== Page extract ==

In preference the network control means comprises a computer and network controller. The network controller interfaces between the plurality of infrared intrusion sensors and a serial port of the computer. In this arrangement the computer may also comprise the network display means.

Other sensors, such as seismic sensors, may also be linked to the network.

BRIEF DESCRIPTION OF THE DRAWINGS

For a better understanding of this invention a preferred embodiment will now be described with reference to the attached drawings in which : FIG. 1 shows an outline of the invention in isometric view;

FIG.2 is a block diagram of the invention; FIG.3 is a schematic of the detector and optics of the invention;

FIG.4 is a schematic of the detector array showing the direction of dither of the dither means;

FIG.5 is a block diagram of the signal processing electronics;

and

FIG.6 is a flowchart of the signal processing algorithm.

DESCRIPTION OF THE PREFERRED EMBODIMENT

Turning now to the drawings in detail. In FIG. 1 there is shown a schematic of a first embodiment of an infrared intrusion sensor 1 mounted on a tripod 2. The sensor comprises an optics housing 3 and an electronics box 4 containing the analogue and digital electronics. There is provided an iron sight 5 to aid in accurate positioning of the intrusion sensor 1. As an option there can be provided an optical sight unit similar to that commonly used on firearms.

Power for the sensor is provided through umbilical 7 by power supply 6 which is detached from the rest of the sensor 1. In an alternative embodiment the power supply may be removably attached to the sensor 1. Display means is provided in the form of light emitting diodes (not shown) on the sensor 1.

Referring again to the first embodiment, for remote operation the local display is replaced by a radio transmitter 9 connected to the sensor 1 by umbilical 8. The intrusion sensor 1 and transmitter 9 may then be setup for unattended operation. The umbilical 8 also contains input lines which can be utilised for programming of a digital signal processor contained in the electronics box 4.

FIG. 2 shows a block diagram of the invention identifying the major functional units which are described in more detail below. FIG. 3 schematically shows the optics contained in the optics housing 2. There is an input window 10 made of germanium which transmits radiation in the 8 μm to 13 μm range. The window provides protection from damage for the internal optics. The window has a hard carbon coating on the outside surface and a anti-reflection coating on the inside surface. The hard carbon and anti-reflection coatings are optimised for the 8μm to 13 μm radiation band. The internal optics consist of a Cassegrain-style telescope comprised of a primary mirror 11 and a secondary mirror 12. The secondary mirror 12 is mounted on a dither means 13. The combination of the telescope and the dither means comprises a focal plane scanning device. Radiation emitted by a body in the field of view enters the sensor 1 via window 10 as shown by rays 14. The radiation is reflected by the primary mirror 11 onto the secondary mirror 12 as shown by rays 15. The secondary mirror reflects the radiation on to lens 16 which focuses the radiation onto the detector array 17. The lens 16 is provided with an anti-reflection coating on both sides to maximise transmission.

== Information shown ==
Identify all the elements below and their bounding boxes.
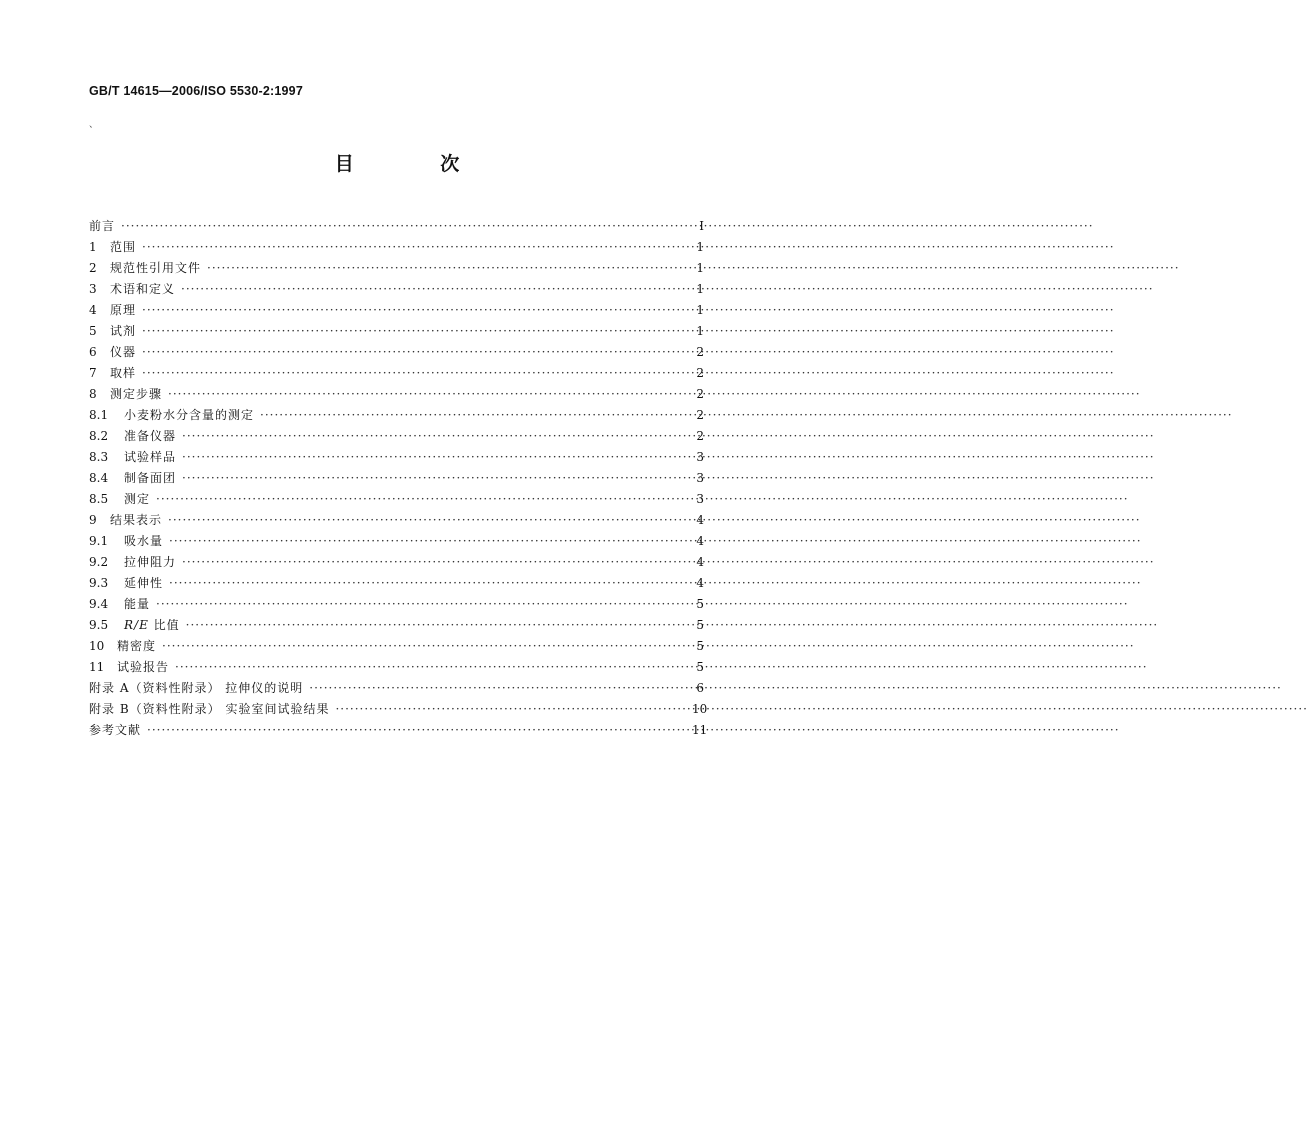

== Challenges ==
(1) Do these statements agree with the infrared intrusion sensor passage? For each, answer yes or no and quote the words that decide it. (a) The input window is made of germanium. (b) The power supply is built permanently into the sensor in the first embodiment. (c) The secondary mirror is mounted on the dither means.
(2) Carry on the infrared intrusion sensor passage from the point where it stops.
The listing is separate material from the infrared intrusion sensor passage.

== Written responses ==
(1)
(a) Yes: "There is an input window 10 made of germanium which transmits radiation in the 8 μm to 13 μm range."
(b) No: "Power for the sensor is provided through umbilical 7 by power supply 6 which is detached from the rest of the sensor 1."
(c) Yes: "The secondary mirror 12 is mounted on a dither means 13."

(2)
The detector 17 is formed from two adjacent columns 18, 19 each of eight elements as shown in FIG. 4. Each element is a metal film bolometer comprised of a thin film of platinum deposited on a dielectric pellicle over a silicon substrate. Each element is approximately 0.07 mm square and there is 1.0 mm between columns and 0.4 mm between rows. This arrangement of detector elements, in conjunction with the optical system, determines the overall field of view and optical resolution of the intrusion sensor. Those skilled in the art will appreciate that other detector arrays and optical arrangements may also be employed. Radiation falling upon each detector element generates a change in the static bias current which is carried by electrical contacts bonded to each detector. The small electrical signal is amplified by low noise amplifiers to a level sufficient for analogue to digital conversion.

The direction of dither relative to the detector array is shown by arrow 20. In the preferred embodiment the dither range is 0.35 mm peak to peak as indicated by arrow 35. The effective detector size at the focal plane is a rectangle five times as long as wide. Other scan formats are possible, for example, the dither may be executed along the axis of a linear array of detector elements. FIG. 5 shows schematically the electronics of the intrusion sensor. The metal film bolometer detector 21 is operated using a heterodyne technique. The signal from each detector element is amplified in preamplifier 26 before going to an analogue to digital converter 29. A phase locked loop 22 operating at 1600 Hz provides a synchronisation signal 23 to the digital signal processor 30. The phase locked loop 22 also provides a signal 24 to a divider 27 which divides the phase locked loop signal to 100 Hz to drive the dither means 13. A signal 36 from the dither means 13 is provided to the analogue to digital converter multiplexer 29 for synchronisation of the ADC process. In this way the radiation 25 impinging upon each detector element is oscillated at the dither frequency and detected using heterodyne techniques, noise problems associated with detecting a DC signal are thus avoided.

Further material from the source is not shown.